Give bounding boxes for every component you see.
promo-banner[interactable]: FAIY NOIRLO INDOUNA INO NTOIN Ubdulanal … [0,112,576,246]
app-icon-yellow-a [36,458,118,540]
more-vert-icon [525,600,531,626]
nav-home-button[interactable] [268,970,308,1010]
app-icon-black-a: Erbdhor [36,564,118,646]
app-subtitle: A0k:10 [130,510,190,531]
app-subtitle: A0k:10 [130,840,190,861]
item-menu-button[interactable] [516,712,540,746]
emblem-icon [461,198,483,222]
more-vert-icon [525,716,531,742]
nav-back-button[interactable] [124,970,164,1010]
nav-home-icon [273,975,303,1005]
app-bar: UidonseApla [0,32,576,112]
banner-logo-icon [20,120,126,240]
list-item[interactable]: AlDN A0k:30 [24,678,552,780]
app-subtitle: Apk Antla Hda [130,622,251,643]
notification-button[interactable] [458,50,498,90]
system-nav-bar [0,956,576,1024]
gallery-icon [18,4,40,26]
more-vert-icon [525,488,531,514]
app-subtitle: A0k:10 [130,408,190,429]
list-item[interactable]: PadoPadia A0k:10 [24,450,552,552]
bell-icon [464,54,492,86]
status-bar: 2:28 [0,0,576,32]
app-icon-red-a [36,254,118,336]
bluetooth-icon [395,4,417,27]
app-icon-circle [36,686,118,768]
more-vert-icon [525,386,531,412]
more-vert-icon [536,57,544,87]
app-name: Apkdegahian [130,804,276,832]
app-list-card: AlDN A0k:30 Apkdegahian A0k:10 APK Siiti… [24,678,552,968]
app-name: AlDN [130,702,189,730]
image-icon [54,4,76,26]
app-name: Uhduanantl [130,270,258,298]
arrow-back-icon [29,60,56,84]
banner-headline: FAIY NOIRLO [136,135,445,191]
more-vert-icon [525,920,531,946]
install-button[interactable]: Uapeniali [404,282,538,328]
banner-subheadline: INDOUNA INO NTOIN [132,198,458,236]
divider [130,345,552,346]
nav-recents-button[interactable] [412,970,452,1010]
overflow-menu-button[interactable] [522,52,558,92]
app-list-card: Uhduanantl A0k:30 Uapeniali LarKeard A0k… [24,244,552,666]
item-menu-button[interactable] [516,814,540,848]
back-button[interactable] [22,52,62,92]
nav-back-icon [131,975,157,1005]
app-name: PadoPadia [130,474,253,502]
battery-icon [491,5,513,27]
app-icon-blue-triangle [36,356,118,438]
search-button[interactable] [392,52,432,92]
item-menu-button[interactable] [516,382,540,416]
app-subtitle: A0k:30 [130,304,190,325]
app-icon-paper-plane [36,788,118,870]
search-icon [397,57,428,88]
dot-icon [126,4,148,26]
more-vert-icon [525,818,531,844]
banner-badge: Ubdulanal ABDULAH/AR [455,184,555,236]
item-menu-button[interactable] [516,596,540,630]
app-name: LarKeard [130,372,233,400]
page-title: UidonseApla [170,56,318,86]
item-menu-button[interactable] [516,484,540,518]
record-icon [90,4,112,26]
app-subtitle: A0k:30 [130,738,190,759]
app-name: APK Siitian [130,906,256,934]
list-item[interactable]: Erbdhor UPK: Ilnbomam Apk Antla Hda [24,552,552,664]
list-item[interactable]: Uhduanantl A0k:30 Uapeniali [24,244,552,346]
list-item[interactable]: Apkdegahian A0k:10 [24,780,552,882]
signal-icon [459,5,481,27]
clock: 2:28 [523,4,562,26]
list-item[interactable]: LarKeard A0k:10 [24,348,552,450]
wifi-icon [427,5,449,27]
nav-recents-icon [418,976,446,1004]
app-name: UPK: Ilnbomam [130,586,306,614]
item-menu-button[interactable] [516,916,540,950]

- Exercise goal -
Reproduce all of the lines above verbatim, in their original order.

- Problem solution -
Give bounding boxes for every component you see.
promo-banner[interactable]: FAIY NOIRLO INDOUNA INO NTOIN Ubdulanal … [0,112,576,246]
app-icon-yellow-a [36,458,118,540]
more-vert-icon [525,600,531,626]
nav-home-button[interactable] [268,970,308,1010]
app-icon-black-a: Erbdhor [36,564,118,646]
app-subtitle: A0k:10 [130,510,190,531]
app-subtitle: A0k:10 [130,840,190,861]
item-menu-button[interactable] [516,712,540,746]
emblem-icon [461,198,483,222]
more-vert-icon [525,716,531,742]
nav-back-button[interactable] [124,970,164,1010]
nav-home-icon [273,975,303,1005]
app-bar: UidonseApla [0,32,576,112]
banner-logo-icon [20,120,126,240]
list-item[interactable]: AlDN A0k:30 [24,678,552,780]
app-subtitle: Apk Antla Hda [130,622,251,643]
notification-button[interactable] [458,50,498,90]
system-nav-bar [0,956,576,1024]
gallery-icon [18,4,40,26]
more-vert-icon [525,488,531,514]
app-subtitle: A0k:10 [130,408,190,429]
list-item[interactable]: PadoPadia A0k:10 [24,450,552,552]
bell-icon [464,54,492,86]
status-bar: 2:28 [0,0,576,32]
app-icon-red-a [36,254,118,336]
bluetooth-icon [395,4,417,27]
app-icon-circle [36,686,118,768]
more-vert-icon [525,386,531,412]
more-vert-icon [536,57,544,87]
app-name: Apkdegahian [130,804,276,832]
app-list-card: AlDN A0k:30 Apkdegahian A0k:10 APK Siiti… [24,678,552,968]
app-name: AlDN [130,702,189,730]
image-icon [54,4,76,26]
app-name: Uhduanantl [130,270,258,298]
arrow-back-icon [29,60,56,84]
banner-headline: FAIY NOIRLO [136,135,445,191]
more-vert-icon [525,920,531,946]
install-button[interactable]: Uapeniali [404,282,538,328]
banner-subheadline: INDOUNA INO NTOIN [132,198,458,236]
divider [130,345,552,346]
nav-recents-button[interactable] [412,970,452,1010]
overflow-menu-button[interactable] [522,52,558,92]
app-list-card: Uhduanantl A0k:30 Uapeniali LarKeard A0k… [24,244,552,666]
item-menu-button[interactable] [516,814,540,848]
back-button[interactable] [22,52,62,92]
nav-back-icon [131,975,157,1005]
app-name: PadoPadia [130,474,253,502]
battery-icon [491,5,513,27]
app-icon-blue-triangle [36,356,118,438]
search-button[interactable] [392,52,432,92]
item-menu-button[interactable] [516,382,540,416]
app-subtitle: A0k:30 [130,304,190,325]
app-icon-paper-plane [36,788,118,870]
search-icon [397,57,428,88]
dot-icon [126,4,148,26]
more-vert-icon [525,818,531,844]
banner-badge: Ubdulanal ABDULAH/AR [455,184,555,236]
item-menu-button[interactable] [516,596,540,630]
app-name: LarKeard [130,372,233,400]
page-title: UidonseApla [170,56,318,86]
item-menu-button[interactable] [516,484,540,518]
record-icon [90,4,112,26]
app-subtitle: A0k:30 [130,738,190,759]
app-name: APK Siitian [130,906,256,934]
list-item[interactable]: Erbdhor UPK: Ilnbomam Apk Antla Hda [24,552,552,664]
list-item[interactable]: Uhduanantl A0k:30 Uapeniali [24,244,552,346]
list-item[interactable]: Apkdegahian A0k:10 [24,780,552,882]
signal-icon [459,5,481,27]
clock: 2:28 [523,4,562,26]
list-item[interactable]: LarKeard A0k:10 [24,348,552,450]
wifi-icon [427,5,449,27]
nav-recents-icon [418,976,446,1004]
app-name: UPK: Ilnbomam [130,586,306,614]
item-menu-button[interactable] [516,916,540,950]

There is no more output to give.